═══ DATA LISTING

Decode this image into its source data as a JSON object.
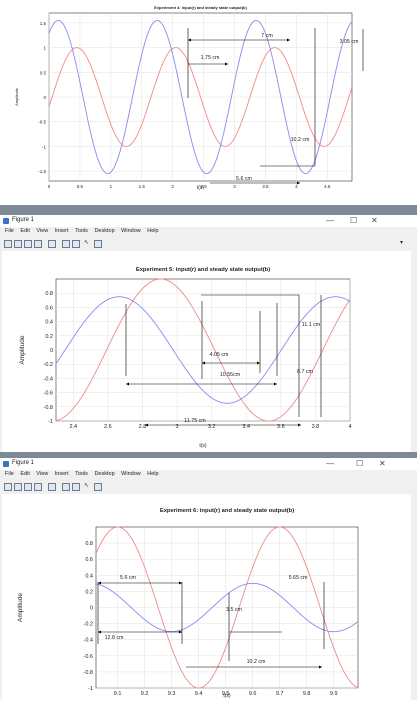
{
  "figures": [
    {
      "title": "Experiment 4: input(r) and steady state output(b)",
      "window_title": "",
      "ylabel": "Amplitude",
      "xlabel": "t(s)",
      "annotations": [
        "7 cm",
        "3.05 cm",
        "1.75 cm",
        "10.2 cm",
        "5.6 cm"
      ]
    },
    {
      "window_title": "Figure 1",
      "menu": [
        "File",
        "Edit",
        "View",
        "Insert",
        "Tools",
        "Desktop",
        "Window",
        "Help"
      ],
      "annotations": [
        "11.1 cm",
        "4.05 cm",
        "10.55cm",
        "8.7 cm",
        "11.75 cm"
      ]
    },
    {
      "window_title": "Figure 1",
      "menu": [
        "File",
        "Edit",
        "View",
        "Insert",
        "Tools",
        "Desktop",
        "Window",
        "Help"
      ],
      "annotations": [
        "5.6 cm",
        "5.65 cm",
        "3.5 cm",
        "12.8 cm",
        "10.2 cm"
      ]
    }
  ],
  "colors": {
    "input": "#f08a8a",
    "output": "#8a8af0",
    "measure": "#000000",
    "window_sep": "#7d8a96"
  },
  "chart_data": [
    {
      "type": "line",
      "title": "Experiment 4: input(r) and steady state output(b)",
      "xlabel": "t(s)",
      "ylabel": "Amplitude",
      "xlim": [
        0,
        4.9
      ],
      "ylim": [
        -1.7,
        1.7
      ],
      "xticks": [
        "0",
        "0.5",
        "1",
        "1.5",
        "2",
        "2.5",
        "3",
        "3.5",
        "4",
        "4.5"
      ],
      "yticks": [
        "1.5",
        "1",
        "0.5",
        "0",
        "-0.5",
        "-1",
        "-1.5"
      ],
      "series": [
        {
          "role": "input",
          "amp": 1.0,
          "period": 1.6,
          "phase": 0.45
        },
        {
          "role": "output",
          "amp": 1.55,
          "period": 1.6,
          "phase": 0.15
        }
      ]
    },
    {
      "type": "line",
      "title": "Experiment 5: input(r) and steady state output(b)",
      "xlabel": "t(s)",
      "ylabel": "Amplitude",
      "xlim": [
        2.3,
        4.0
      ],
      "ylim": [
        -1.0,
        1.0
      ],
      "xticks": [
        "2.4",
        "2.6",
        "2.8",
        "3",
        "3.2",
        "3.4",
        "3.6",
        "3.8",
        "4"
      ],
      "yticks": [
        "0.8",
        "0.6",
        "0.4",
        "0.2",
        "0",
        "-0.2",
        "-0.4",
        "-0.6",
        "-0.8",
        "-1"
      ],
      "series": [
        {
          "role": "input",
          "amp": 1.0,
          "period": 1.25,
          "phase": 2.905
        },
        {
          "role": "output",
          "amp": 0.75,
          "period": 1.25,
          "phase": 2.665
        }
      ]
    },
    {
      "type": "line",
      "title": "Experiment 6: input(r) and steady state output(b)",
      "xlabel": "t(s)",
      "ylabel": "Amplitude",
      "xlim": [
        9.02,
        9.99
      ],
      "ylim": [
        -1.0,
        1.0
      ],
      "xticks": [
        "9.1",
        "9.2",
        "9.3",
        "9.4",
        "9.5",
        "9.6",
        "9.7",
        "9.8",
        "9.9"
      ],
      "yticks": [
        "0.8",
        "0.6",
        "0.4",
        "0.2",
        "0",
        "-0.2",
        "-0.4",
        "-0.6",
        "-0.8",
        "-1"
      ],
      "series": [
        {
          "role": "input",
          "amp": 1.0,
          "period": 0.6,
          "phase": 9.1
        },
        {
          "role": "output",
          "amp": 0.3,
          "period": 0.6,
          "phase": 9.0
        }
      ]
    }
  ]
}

══════
═══ DATA LISTING

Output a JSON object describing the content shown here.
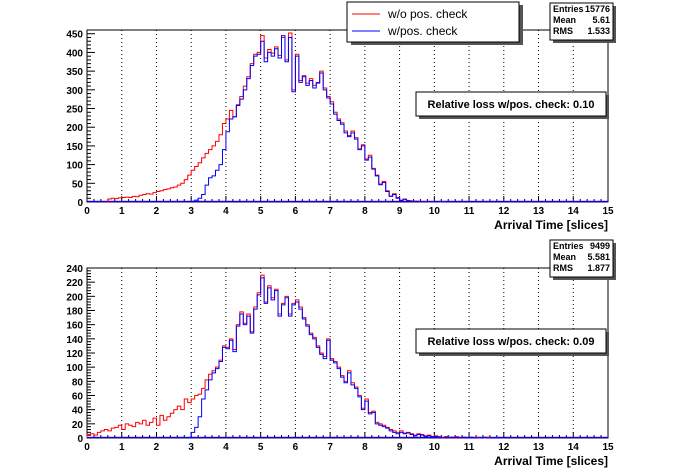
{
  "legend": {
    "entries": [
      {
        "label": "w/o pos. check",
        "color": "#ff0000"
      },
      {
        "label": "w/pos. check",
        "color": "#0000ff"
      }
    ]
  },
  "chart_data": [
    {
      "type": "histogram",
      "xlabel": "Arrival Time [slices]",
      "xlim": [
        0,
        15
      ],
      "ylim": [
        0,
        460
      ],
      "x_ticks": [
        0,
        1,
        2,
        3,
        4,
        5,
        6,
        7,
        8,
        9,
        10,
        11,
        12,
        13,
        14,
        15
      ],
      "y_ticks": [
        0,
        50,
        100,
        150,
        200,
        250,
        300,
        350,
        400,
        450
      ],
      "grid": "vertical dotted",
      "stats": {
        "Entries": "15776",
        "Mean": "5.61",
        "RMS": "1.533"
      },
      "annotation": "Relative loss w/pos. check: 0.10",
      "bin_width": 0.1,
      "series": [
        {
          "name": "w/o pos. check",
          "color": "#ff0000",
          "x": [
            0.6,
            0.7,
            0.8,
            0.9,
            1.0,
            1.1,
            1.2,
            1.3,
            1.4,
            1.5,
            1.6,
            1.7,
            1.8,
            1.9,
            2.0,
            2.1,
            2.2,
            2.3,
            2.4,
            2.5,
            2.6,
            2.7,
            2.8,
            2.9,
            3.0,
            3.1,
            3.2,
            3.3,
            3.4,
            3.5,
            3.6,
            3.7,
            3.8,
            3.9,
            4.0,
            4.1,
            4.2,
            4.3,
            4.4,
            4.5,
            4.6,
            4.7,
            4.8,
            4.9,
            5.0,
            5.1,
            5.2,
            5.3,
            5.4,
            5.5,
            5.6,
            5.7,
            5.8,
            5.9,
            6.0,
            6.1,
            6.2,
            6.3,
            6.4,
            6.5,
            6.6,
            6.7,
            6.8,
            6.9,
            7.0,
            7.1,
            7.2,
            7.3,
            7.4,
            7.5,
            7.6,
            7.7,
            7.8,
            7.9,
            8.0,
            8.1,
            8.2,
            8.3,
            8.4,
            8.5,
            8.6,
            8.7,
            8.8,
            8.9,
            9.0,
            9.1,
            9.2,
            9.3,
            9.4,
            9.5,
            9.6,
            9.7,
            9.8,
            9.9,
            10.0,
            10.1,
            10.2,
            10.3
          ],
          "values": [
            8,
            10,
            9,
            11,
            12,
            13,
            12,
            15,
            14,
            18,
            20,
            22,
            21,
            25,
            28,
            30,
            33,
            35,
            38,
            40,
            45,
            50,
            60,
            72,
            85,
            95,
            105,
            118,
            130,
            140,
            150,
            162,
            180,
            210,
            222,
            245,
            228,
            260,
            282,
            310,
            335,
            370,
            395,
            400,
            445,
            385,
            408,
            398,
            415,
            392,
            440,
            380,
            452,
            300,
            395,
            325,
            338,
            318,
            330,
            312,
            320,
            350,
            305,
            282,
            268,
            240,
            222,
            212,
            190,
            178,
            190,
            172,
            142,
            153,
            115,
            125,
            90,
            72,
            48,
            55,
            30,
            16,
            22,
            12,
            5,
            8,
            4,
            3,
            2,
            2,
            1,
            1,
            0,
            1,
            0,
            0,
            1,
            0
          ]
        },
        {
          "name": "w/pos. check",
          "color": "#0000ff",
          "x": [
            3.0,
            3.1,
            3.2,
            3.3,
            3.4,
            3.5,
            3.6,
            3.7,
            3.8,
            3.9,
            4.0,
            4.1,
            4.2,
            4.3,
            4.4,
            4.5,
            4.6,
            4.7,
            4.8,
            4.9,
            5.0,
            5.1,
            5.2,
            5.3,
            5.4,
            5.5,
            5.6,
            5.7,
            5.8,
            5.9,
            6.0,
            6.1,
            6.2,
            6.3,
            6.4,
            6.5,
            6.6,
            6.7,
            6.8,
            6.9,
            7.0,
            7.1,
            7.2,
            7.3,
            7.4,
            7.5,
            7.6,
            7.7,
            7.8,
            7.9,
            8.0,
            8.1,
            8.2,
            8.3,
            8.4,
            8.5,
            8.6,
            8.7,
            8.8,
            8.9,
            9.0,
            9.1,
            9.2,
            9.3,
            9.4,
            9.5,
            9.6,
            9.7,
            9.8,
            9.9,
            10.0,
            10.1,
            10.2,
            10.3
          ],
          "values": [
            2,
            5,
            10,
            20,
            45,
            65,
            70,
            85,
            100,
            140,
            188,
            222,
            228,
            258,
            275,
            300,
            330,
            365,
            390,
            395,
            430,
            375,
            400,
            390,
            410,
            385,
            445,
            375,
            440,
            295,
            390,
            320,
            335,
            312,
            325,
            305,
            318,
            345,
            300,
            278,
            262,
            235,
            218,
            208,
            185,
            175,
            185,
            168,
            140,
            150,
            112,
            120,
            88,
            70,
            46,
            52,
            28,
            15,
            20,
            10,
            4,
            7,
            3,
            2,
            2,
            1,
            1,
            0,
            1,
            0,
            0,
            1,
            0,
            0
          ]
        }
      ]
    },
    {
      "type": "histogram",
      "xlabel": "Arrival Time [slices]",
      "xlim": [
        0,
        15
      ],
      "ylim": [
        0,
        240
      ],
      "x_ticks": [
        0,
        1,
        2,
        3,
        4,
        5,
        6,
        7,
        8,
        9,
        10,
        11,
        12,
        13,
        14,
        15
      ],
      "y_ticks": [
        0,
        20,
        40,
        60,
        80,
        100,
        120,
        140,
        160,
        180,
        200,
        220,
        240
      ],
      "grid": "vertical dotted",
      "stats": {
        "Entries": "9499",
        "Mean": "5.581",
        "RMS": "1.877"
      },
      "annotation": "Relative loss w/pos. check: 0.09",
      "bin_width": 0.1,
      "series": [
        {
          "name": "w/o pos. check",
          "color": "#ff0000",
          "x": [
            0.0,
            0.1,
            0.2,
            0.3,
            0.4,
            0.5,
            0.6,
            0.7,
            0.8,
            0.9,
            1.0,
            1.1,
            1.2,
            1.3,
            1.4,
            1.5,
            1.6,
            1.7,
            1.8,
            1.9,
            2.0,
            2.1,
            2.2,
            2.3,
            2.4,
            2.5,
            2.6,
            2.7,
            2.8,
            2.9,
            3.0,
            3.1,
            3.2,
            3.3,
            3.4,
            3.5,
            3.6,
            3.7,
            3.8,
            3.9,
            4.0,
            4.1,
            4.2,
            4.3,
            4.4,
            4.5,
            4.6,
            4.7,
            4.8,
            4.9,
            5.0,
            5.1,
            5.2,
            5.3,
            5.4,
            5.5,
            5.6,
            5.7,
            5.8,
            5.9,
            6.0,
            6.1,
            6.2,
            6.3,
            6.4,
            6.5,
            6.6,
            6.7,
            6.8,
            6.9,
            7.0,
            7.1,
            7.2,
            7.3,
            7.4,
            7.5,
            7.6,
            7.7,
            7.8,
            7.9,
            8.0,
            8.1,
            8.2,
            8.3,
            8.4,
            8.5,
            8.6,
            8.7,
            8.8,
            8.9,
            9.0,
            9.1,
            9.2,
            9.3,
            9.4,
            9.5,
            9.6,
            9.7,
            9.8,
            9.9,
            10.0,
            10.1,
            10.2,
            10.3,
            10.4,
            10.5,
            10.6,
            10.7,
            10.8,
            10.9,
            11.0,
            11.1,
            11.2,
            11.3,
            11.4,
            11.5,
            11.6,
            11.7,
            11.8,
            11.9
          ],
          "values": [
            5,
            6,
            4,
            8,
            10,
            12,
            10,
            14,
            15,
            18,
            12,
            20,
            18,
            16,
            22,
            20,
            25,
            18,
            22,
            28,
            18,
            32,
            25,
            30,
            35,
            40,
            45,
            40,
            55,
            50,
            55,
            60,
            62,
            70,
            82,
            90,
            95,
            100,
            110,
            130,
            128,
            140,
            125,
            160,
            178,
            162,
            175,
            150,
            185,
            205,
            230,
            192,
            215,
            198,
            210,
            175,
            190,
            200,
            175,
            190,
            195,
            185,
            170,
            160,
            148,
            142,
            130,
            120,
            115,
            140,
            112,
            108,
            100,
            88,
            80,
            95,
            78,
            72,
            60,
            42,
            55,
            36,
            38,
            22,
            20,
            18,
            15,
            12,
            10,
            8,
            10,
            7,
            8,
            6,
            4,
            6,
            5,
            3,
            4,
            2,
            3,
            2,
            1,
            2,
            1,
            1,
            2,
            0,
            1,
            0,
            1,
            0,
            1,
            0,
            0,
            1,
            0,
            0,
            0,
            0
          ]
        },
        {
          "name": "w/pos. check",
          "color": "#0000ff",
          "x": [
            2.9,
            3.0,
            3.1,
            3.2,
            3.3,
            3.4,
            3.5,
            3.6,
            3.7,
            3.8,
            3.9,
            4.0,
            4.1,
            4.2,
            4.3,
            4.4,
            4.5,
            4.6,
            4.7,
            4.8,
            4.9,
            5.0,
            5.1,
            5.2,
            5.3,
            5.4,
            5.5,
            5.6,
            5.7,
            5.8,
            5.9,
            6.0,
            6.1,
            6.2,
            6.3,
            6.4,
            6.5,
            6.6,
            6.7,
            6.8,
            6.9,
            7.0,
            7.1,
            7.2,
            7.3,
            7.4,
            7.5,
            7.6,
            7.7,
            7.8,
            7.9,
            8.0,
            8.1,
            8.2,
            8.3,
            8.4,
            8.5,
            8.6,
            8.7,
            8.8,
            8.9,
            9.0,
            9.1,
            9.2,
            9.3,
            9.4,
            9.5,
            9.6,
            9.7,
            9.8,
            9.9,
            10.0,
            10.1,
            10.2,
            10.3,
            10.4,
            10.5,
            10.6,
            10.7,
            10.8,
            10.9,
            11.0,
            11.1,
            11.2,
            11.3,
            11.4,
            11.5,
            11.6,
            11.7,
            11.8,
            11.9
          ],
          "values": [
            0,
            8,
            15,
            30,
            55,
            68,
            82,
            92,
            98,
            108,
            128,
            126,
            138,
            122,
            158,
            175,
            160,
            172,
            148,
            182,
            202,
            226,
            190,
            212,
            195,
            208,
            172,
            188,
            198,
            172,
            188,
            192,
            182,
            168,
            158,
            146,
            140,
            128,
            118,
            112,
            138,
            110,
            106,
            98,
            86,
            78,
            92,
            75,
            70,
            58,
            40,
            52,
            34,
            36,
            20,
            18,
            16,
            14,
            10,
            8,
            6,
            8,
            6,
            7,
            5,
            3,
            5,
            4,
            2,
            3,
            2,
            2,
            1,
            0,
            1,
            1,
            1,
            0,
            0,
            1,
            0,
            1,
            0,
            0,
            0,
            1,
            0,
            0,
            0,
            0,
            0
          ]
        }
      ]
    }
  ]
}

══════
═══ DATA LISTING

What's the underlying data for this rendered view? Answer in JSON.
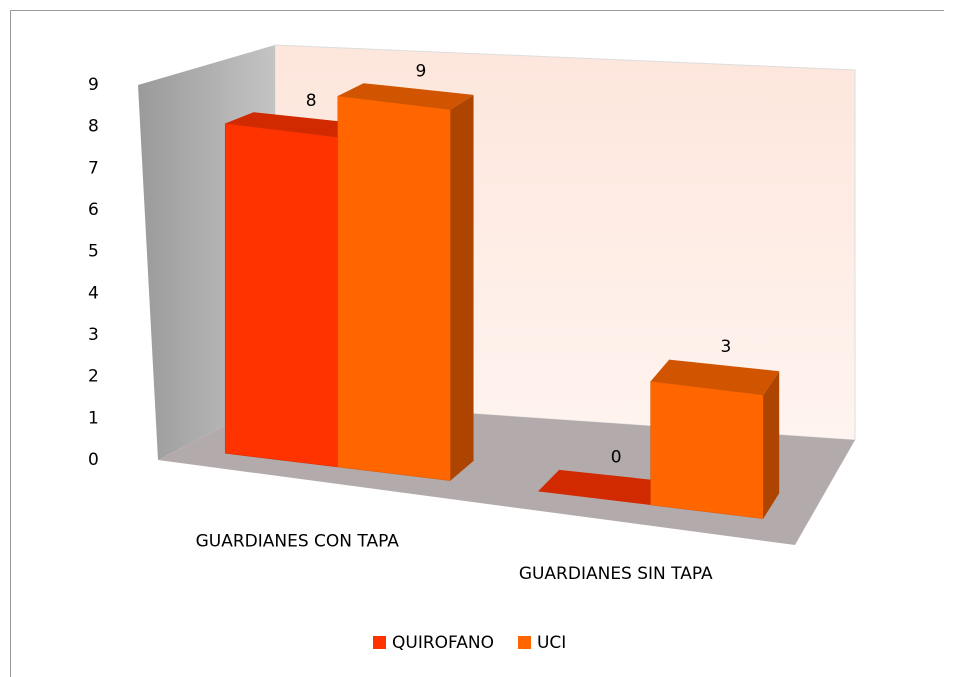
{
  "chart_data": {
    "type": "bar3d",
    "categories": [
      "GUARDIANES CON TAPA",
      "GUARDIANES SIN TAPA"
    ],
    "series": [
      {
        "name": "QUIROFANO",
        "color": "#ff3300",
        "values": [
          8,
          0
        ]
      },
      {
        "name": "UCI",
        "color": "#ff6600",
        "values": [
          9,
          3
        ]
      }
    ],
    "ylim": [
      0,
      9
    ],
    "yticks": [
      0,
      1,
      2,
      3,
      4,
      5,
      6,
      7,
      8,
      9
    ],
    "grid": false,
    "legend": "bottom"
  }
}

══════

TASK INSTRUCTIONS
Please list every line of the records that contains "object".

REPLY TO THE TASK
Decode this image into its source data as a JSON object.
Output a JSON object describing the content shown here.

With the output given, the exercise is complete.